» Data for the task:
- - - -

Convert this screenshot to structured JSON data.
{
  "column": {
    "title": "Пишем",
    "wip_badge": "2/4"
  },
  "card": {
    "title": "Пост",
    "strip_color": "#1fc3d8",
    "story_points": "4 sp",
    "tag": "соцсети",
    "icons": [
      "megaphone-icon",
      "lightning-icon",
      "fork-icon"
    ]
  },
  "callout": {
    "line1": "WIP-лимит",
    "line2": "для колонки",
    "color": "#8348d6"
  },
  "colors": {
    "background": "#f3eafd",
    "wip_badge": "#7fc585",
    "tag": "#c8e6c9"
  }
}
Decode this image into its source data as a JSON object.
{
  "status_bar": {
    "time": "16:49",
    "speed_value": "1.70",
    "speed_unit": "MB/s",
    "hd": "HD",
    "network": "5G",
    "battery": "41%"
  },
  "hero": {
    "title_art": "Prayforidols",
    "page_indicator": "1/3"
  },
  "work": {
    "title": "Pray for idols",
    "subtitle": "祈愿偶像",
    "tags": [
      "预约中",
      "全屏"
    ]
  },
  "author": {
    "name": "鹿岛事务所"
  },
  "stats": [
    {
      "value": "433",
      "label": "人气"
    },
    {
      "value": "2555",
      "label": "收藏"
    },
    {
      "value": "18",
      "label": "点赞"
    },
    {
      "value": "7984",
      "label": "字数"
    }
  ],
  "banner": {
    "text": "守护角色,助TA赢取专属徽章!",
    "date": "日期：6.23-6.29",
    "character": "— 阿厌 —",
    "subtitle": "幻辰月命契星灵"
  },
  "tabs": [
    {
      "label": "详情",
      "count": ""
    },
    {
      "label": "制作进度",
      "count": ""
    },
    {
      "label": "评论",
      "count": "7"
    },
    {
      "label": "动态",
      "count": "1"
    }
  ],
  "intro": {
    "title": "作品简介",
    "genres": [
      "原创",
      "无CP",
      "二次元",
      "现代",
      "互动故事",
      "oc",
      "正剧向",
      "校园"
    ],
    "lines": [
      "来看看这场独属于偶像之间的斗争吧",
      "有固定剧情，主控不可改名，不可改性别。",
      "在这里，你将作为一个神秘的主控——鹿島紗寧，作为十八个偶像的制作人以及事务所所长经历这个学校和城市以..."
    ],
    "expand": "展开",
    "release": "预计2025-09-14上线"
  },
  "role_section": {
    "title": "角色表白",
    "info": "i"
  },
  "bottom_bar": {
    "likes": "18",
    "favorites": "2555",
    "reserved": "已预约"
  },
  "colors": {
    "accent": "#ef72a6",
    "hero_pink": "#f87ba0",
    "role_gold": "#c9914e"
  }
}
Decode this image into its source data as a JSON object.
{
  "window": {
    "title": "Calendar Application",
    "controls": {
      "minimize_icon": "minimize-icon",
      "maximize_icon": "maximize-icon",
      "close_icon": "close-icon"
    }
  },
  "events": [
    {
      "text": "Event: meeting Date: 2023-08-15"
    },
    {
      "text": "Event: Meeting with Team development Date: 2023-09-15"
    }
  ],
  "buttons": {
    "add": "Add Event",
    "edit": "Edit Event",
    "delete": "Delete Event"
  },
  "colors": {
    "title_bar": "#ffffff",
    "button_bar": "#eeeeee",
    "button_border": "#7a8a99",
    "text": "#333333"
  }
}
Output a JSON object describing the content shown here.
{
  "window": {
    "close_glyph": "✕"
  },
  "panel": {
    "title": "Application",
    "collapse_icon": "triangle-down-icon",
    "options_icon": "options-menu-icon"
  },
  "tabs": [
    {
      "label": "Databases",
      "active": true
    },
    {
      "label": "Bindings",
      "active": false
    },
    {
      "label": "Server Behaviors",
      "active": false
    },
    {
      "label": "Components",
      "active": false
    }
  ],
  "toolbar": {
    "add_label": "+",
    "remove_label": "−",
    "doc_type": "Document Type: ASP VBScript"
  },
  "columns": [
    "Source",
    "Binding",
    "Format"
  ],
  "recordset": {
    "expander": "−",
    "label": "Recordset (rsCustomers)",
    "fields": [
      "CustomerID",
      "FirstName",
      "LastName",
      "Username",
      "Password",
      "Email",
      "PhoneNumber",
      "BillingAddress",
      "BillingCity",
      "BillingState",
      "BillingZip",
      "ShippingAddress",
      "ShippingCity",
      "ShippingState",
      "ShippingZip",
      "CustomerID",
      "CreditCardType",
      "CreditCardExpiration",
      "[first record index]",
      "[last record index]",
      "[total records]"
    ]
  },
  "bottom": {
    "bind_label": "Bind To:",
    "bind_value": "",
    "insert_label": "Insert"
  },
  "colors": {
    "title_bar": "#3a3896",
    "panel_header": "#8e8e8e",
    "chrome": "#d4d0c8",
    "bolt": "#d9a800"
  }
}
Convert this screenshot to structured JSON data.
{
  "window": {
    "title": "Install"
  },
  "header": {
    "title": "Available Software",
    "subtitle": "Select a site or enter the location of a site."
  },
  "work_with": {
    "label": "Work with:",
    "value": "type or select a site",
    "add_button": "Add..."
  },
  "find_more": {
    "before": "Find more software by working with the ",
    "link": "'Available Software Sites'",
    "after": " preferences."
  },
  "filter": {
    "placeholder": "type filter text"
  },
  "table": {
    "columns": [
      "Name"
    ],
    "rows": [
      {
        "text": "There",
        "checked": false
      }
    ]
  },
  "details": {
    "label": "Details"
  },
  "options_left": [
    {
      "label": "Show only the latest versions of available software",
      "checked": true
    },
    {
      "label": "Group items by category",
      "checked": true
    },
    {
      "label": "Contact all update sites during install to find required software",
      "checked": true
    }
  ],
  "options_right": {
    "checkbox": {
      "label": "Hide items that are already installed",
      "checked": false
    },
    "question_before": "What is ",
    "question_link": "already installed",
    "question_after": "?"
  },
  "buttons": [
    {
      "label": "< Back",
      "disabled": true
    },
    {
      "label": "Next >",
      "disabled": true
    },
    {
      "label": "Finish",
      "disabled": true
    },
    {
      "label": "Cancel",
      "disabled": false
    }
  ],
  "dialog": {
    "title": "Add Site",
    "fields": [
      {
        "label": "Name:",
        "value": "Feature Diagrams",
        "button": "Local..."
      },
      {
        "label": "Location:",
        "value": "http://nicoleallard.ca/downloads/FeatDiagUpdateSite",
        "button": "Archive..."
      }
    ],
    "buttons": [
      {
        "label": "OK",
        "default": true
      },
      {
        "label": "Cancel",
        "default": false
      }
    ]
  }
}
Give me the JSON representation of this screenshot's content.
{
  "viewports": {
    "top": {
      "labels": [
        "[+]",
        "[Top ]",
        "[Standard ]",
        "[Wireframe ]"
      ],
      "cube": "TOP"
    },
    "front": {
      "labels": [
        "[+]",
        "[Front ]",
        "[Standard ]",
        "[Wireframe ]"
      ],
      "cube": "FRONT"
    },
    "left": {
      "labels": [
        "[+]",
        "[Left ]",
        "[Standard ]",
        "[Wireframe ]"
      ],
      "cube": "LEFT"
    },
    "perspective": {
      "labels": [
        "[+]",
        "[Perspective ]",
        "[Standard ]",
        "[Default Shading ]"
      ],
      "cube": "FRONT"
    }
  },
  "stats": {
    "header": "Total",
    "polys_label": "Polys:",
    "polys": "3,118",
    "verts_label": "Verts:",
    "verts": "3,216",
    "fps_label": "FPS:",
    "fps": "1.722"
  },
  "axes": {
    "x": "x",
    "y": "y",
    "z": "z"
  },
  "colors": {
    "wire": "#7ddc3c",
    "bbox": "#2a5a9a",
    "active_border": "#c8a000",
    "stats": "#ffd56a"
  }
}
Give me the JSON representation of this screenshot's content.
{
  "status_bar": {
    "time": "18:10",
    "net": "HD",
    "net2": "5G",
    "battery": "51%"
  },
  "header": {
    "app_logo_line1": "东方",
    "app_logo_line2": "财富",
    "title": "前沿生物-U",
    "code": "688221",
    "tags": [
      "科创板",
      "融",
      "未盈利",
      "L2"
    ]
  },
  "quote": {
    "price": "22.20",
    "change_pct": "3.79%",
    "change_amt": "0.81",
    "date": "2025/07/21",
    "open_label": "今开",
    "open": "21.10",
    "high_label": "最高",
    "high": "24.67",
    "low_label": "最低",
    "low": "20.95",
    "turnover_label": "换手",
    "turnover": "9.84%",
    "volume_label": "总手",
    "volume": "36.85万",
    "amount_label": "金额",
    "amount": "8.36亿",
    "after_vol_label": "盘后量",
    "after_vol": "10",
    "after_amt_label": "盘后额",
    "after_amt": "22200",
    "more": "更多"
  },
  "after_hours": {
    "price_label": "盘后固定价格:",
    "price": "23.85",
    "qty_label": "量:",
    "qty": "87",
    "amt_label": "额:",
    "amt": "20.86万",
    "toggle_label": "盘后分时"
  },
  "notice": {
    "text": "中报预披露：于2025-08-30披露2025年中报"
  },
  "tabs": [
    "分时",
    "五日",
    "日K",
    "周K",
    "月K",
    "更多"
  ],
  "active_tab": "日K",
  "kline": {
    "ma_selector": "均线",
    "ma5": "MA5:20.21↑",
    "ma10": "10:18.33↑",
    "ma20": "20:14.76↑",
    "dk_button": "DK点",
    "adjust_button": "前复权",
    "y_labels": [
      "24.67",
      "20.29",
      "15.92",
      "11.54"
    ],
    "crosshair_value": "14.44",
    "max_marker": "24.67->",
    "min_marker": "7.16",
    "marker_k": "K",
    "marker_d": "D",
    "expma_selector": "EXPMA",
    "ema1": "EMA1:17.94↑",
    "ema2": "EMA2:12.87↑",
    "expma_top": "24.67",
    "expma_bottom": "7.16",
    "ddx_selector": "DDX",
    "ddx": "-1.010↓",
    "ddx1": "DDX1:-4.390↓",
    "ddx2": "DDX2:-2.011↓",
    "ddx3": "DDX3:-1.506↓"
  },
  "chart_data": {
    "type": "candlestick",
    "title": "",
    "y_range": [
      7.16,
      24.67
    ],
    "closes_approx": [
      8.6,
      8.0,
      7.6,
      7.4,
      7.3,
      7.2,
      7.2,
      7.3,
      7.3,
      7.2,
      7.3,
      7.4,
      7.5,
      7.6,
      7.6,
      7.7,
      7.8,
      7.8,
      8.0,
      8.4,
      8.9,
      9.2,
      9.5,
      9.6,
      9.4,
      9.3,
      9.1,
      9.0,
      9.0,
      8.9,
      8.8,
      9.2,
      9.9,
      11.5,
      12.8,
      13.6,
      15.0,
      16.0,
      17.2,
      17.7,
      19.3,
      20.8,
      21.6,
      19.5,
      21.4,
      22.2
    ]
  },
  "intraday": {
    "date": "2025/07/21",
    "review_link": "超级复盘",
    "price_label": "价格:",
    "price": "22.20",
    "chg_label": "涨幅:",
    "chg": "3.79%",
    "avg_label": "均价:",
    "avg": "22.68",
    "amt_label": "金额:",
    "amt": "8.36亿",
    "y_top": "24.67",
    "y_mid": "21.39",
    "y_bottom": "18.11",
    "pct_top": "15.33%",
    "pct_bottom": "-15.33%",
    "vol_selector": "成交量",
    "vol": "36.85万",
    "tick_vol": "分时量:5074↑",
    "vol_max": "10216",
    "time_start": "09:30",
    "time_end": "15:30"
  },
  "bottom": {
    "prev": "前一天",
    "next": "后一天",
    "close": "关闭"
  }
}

- - - -

» Set problem: Every line that holds the word "text" should be extracted.

» Result for this exercise:
    "text": "守护角色,助TA赢取专属徽章!",
      "text": "Event: meeting Date: 2023-08-15"
      "text": "Event: Meeting with Team development Date: 2023-09-15"
    "text": "#333333"
    "placeholder": "type filter text"
        "text": "There",
    "text": "中报预披露：于2025-08-30披露2025年中报"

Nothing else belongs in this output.